- **YOUR INSTRUCTIONS**:
Return the listing below in full, with every line exactly as it is.

- **SUPPLIED DATA**:
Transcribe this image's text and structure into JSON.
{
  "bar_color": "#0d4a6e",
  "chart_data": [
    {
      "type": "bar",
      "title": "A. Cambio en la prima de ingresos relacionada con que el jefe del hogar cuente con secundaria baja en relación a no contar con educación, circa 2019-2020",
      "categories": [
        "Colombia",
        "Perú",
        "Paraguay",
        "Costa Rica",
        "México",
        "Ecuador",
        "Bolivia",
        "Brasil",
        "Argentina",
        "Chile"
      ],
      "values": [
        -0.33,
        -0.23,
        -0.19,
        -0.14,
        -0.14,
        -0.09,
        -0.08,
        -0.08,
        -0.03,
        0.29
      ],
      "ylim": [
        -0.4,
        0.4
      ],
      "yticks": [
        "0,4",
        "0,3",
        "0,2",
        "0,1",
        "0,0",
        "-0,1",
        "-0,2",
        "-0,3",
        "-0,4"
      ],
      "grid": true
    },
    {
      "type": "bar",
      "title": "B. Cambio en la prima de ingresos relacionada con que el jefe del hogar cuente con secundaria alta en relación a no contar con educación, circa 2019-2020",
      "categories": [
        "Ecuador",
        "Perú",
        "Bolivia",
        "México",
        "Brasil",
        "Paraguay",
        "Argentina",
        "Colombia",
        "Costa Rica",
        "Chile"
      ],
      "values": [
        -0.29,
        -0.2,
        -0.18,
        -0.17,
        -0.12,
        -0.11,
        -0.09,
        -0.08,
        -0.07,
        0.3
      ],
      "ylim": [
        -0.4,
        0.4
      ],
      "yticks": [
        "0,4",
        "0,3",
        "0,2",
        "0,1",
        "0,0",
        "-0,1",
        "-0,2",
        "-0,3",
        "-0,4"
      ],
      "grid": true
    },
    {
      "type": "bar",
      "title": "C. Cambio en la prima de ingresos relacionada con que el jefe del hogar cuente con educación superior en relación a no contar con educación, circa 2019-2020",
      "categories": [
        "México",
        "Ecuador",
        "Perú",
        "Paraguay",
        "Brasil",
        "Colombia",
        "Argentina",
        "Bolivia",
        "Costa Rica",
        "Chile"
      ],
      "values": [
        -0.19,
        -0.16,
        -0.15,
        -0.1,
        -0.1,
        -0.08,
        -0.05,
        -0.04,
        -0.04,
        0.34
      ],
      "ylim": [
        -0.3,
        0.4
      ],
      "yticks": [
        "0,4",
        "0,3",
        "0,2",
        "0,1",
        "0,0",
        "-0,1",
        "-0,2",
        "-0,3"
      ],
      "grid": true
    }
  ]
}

- **TASK ANSWER**:
Transcribe this image's text and structure into JSON.
{
  "bar_color": "#0d4a6e",
  "chart_data": [
    {
      "type": "bar",
      "title": "A. Cambio en la prima de ingresos relacionada con que el jefe del hogar cuente con secundaria baja en relación a no contar con educación, circa 2019-2020",
      "categories": [
        "Colombia",
        "Perú",
        "Paraguay",
        "Costa Rica",
        "México",
        "Ecuador",
        "Bolivia",
        "Brasil",
        "Argentina",
        "Chile"
      ],
      "values": [
        -0.33,
        -0.23,
        -0.19,
        -0.14,
        -0.14,
        -0.09,
        -0.08,
        -0.08,
        -0.03,
        0.29
      ],
      "ylim": [
        -0.4,
        0.4
      ],
      "yticks": [
        "0,4",
        "0,3",
        "0,2",
        "0,1",
        "0,0",
        "-0,1",
        "-0,2",
        "-0,3",
        "-0,4"
      ],
      "grid": true
    },
    {
      "type": "bar",
      "title": "B. Cambio en la prima de ingresos relacionada con que el jefe del hogar cuente con secundaria alta en relación a no contar con educación, circa 2019-2020",
      "categories": [
        "Ecuador",
        "Perú",
        "Bolivia",
        "México",
        "Brasil",
        "Paraguay",
        "Argentina",
        "Colombia",
        "Costa Rica",
        "Chile"
      ],
      "values": [
        -0.29,
        -0.2,
        -0.18,
        -0.17,
        -0.12,
        -0.11,
        -0.09,
        -0.08,
        -0.07,
        0.3
      ],
      "ylim": [
        -0.4,
        0.4
      ],
      "yticks": [
        "0,4",
        "0,3",
        "0,2",
        "0,1",
        "0,0",
        "-0,1",
        "-0,2",
        "-0,3",
        "-0,4"
      ],
      "grid": true
    },
    {
      "type": "bar",
      "title": "C. Cambio en la prima de ingresos relacionada con que el jefe del hogar cuente con educación superior en relación a no contar con educación, circa 2019-2020",
      "categories": [
        "México",
        "Ecuador",
        "Perú",
        "Paraguay",
        "Brasil",
        "Colombia",
        "Argentina",
        "Bolivia",
        "Costa Rica",
        "Chile"
      ],
      "values": [
        -0.19,
        -0.16,
        -0.15,
        -0.1,
        -0.1,
        -0.08,
        -0.05,
        -0.04,
        -0.04,
        0.34
      ],
      "ylim": [
        -0.3,
        0.4
      ],
      "yticks": [
        "0,4",
        "0,3",
        "0,2",
        "0,1",
        "0,0",
        "-0,1",
        "-0,2",
        "-0,3"
      ],
      "grid": true
    }
  ]
}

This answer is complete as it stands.